╭─ Source records

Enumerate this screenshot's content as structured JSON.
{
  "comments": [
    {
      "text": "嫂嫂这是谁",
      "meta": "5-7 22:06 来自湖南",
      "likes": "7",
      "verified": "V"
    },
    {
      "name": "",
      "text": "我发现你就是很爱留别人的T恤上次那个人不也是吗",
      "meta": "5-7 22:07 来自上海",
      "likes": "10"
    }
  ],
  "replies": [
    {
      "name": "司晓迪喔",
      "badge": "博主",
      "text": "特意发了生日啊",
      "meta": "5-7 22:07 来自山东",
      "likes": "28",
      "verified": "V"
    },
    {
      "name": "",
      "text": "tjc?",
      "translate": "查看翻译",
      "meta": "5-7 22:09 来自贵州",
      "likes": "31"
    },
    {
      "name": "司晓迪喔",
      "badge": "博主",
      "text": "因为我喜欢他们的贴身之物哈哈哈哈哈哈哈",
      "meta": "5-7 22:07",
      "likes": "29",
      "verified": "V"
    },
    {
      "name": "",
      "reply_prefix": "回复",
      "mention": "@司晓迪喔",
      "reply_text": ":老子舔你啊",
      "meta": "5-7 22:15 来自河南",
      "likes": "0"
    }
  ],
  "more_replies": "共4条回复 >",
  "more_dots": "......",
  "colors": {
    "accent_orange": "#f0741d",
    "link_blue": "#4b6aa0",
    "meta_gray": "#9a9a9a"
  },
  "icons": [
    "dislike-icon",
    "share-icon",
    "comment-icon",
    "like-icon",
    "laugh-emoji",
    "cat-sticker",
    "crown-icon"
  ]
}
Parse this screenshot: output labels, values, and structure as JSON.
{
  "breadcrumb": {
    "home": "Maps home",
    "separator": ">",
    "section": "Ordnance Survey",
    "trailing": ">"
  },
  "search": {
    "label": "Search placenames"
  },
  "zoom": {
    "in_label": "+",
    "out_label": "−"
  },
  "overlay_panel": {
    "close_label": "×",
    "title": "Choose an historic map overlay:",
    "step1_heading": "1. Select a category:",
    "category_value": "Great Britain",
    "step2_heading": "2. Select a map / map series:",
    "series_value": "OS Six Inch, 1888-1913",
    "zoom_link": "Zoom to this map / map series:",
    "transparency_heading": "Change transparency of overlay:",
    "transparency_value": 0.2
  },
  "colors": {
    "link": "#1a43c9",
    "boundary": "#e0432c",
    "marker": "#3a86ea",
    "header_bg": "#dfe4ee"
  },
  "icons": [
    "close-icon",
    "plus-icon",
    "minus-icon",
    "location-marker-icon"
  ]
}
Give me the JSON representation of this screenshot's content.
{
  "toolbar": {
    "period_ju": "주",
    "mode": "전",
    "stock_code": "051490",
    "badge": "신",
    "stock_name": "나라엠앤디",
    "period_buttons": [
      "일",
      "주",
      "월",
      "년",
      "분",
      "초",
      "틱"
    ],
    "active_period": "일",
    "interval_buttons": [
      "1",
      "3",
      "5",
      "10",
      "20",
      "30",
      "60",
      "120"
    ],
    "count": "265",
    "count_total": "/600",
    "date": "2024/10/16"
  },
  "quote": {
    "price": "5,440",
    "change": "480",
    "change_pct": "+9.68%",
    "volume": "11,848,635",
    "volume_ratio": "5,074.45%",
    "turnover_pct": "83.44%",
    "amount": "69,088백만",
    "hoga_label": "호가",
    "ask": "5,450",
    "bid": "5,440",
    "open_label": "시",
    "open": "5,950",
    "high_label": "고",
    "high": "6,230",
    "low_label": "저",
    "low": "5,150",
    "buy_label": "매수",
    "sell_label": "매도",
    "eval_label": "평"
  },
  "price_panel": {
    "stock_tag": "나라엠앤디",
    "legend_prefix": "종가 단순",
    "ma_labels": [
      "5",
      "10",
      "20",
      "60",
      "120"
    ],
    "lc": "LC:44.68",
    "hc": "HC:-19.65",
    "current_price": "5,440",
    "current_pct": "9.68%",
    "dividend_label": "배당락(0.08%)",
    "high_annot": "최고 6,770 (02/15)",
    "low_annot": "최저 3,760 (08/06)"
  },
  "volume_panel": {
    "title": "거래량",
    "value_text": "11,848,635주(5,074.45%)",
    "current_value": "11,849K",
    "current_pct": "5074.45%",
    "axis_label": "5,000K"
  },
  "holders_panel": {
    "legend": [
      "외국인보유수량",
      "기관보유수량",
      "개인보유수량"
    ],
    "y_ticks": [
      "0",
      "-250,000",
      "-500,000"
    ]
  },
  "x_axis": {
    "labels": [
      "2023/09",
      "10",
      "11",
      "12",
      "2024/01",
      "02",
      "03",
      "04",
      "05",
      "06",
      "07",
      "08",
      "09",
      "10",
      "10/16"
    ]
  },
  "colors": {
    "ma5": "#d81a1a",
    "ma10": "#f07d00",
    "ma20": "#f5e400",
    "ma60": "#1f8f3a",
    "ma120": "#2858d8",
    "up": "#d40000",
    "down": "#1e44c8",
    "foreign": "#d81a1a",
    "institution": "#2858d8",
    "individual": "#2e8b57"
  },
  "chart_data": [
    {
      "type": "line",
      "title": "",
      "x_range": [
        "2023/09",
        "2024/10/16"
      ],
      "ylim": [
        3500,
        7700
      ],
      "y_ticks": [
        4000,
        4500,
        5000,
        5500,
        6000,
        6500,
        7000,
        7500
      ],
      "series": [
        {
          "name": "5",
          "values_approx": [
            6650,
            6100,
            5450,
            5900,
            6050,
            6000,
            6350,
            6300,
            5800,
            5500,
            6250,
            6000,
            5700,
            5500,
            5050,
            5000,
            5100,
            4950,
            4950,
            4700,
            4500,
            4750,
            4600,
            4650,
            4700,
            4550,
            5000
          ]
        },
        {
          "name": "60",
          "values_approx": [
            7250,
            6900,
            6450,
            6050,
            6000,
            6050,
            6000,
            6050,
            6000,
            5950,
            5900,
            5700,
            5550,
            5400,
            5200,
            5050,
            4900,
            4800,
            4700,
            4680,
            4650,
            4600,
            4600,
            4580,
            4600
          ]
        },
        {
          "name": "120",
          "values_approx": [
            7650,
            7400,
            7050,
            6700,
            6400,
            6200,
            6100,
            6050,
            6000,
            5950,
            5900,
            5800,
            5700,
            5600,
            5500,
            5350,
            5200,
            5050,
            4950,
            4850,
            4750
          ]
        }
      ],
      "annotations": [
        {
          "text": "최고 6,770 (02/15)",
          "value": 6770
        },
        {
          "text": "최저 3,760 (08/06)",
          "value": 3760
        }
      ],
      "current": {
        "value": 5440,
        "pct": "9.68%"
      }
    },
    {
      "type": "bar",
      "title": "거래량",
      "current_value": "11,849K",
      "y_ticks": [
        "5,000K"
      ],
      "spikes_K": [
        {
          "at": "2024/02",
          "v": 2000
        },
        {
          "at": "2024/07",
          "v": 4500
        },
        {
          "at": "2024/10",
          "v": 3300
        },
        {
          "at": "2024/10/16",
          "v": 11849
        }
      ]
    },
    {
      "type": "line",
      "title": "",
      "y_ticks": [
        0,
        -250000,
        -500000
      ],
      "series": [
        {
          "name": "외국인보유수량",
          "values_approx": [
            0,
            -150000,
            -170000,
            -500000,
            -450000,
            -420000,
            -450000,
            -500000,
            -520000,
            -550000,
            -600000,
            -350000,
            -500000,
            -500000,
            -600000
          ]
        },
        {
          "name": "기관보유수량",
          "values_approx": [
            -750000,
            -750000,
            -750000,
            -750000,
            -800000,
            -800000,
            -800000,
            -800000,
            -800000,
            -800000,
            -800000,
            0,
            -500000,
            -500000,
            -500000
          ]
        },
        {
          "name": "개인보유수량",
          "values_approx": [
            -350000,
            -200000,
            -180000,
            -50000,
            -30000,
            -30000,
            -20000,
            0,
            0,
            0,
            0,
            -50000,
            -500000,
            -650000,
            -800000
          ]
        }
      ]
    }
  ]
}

╰─

What the exercise asks ->
Copy out all lines from the material above that contain the string "marker".

Exercise solution ->
    "marker": "#3a86ea",
    "location-marker-icon"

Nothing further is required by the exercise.